**Aim:**
Copy all lines in which the word "Single" can be found.

**Input rows:**

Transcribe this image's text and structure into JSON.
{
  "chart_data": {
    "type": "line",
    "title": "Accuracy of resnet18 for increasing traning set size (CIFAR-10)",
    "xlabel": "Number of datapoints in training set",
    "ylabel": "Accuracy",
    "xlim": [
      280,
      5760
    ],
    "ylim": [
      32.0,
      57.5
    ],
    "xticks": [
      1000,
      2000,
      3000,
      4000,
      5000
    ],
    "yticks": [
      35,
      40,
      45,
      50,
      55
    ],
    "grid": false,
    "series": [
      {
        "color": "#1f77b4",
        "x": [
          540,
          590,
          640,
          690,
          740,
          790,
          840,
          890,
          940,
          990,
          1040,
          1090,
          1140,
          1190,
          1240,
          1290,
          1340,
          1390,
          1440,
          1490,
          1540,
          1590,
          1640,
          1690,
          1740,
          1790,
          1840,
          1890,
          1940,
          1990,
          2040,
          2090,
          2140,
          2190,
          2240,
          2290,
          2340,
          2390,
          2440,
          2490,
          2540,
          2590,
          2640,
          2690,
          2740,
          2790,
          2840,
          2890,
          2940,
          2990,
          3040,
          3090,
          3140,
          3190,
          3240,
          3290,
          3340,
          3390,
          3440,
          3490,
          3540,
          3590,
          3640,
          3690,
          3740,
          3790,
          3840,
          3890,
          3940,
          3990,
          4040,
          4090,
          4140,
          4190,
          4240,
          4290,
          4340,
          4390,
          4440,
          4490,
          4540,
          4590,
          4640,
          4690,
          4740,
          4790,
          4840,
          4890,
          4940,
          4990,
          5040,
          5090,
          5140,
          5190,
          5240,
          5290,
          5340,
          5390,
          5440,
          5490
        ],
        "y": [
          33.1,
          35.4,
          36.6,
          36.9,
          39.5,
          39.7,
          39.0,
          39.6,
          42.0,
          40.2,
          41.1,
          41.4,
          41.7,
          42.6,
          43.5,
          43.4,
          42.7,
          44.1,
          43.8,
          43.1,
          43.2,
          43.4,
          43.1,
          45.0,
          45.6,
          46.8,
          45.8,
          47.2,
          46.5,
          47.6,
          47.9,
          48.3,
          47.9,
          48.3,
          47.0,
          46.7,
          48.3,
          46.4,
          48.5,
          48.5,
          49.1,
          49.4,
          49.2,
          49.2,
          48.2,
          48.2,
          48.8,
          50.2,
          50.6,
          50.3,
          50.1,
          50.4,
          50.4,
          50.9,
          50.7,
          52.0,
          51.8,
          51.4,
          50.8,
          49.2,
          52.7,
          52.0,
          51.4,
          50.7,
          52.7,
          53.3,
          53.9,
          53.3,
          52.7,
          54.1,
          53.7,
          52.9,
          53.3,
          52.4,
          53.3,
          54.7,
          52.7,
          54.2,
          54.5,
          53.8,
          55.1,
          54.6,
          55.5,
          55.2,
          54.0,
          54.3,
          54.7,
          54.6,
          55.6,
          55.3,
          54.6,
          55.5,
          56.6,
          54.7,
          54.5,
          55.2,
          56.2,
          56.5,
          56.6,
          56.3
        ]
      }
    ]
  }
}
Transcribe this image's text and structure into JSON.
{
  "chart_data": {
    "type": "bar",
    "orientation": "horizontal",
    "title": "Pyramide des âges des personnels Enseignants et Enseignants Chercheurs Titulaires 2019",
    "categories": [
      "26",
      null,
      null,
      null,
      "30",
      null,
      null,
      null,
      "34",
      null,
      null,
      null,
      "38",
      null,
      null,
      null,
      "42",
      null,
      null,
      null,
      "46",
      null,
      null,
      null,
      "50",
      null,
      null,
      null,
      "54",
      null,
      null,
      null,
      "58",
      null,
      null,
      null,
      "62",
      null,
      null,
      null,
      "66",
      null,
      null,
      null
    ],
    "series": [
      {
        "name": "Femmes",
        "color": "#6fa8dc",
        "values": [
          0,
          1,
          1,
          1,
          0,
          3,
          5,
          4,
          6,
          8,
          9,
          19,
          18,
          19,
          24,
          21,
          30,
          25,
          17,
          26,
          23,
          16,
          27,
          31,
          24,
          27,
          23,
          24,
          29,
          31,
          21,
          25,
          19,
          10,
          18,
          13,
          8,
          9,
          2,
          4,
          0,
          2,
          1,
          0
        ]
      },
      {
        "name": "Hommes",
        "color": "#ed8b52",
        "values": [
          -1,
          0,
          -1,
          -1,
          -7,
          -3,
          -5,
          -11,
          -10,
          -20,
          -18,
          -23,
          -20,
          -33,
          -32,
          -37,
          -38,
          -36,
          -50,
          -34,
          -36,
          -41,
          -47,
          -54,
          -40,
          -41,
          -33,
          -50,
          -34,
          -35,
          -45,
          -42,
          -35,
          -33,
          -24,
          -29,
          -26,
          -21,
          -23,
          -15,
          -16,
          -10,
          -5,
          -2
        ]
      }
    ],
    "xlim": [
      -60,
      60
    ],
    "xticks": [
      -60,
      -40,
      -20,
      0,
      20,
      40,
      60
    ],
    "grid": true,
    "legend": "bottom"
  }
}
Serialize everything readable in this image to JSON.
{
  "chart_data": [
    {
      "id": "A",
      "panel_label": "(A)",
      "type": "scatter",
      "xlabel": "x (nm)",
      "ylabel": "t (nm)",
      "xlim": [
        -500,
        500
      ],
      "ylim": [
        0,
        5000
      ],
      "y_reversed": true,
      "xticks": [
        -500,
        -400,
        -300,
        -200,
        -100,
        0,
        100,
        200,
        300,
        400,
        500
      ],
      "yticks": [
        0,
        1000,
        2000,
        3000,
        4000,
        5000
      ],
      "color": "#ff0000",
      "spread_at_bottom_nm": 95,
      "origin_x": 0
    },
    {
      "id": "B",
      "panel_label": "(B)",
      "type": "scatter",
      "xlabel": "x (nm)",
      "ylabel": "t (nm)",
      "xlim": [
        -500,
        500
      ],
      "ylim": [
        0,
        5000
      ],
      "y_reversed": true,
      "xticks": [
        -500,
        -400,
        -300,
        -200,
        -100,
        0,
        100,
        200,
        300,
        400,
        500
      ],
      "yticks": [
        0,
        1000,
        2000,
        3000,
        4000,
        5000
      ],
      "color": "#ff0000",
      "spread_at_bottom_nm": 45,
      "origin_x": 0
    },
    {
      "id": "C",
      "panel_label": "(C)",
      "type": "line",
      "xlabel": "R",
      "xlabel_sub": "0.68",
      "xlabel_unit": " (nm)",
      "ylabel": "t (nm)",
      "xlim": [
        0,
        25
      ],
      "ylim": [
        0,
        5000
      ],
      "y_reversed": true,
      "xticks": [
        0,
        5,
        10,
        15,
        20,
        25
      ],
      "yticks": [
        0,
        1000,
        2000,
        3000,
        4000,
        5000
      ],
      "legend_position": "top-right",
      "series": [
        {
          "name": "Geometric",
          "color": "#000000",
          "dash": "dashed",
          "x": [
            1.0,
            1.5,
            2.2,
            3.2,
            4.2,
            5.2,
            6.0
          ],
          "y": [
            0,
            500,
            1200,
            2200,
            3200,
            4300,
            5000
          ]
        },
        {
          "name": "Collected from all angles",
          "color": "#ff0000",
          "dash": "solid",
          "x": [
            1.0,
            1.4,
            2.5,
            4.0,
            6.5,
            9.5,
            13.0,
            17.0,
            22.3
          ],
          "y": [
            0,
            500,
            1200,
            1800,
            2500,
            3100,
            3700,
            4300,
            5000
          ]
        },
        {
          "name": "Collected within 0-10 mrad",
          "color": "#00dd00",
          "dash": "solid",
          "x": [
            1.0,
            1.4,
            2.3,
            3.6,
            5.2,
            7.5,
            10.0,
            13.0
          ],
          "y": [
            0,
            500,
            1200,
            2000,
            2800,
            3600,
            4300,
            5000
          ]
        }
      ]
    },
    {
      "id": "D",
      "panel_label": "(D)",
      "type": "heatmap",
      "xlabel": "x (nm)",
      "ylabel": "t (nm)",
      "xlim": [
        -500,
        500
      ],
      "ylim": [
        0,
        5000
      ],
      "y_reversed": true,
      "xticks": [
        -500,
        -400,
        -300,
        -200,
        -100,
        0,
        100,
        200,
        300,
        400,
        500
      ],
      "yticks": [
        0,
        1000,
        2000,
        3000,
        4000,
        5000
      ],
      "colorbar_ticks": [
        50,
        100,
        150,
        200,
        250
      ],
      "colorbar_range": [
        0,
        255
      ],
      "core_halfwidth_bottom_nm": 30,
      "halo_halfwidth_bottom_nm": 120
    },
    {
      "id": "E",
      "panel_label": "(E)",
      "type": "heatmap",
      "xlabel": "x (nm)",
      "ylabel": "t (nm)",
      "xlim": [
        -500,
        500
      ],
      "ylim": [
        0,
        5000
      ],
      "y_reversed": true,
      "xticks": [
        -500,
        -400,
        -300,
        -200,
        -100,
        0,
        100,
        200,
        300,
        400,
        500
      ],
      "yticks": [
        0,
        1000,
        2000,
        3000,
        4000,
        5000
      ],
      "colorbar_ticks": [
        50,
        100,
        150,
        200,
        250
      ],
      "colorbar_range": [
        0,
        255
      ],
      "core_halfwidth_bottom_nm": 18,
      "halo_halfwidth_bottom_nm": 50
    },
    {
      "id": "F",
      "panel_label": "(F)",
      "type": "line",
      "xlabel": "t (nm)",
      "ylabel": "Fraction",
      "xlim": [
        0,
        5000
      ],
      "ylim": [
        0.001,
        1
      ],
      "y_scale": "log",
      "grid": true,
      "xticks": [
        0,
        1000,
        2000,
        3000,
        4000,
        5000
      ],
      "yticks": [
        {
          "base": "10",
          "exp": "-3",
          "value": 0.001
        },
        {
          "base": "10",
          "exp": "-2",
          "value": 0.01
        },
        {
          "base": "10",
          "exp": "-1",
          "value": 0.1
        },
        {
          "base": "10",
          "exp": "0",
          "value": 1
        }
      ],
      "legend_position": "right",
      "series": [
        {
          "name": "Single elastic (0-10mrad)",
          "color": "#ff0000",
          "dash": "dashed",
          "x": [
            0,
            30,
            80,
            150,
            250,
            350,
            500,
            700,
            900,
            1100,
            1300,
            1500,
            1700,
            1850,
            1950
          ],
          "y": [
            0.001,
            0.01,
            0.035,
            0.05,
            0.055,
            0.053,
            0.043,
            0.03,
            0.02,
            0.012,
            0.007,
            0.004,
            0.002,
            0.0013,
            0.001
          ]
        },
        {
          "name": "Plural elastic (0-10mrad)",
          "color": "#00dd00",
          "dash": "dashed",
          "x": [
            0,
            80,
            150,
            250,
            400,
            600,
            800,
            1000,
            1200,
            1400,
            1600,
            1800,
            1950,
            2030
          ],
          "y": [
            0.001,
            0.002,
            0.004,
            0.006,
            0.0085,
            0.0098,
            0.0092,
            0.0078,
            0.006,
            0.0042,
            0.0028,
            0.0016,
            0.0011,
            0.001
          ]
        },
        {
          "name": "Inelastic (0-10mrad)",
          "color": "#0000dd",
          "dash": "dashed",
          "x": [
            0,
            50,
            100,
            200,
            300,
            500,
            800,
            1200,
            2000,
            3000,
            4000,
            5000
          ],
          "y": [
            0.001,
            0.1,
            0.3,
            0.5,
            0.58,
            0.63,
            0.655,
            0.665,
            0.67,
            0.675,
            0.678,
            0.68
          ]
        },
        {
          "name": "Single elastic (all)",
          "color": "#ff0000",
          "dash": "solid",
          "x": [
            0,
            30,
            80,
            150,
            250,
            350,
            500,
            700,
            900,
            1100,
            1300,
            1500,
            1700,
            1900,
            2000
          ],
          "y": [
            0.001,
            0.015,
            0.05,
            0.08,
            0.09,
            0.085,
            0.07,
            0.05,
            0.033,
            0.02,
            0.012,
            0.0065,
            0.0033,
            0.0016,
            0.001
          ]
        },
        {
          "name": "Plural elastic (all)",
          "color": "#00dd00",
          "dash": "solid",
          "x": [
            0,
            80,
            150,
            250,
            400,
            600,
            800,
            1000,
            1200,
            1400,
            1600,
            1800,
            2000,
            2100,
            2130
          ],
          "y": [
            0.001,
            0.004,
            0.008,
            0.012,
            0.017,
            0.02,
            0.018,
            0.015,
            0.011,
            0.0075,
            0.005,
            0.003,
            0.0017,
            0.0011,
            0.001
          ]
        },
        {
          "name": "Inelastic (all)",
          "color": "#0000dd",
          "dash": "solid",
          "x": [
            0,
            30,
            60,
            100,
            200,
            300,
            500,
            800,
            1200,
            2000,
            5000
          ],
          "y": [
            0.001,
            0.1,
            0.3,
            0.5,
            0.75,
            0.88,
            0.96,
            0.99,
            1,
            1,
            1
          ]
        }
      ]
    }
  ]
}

**Exercise output:**
          "name": "Single elastic (0-10mrad)",
          "name": "Single elastic (all)",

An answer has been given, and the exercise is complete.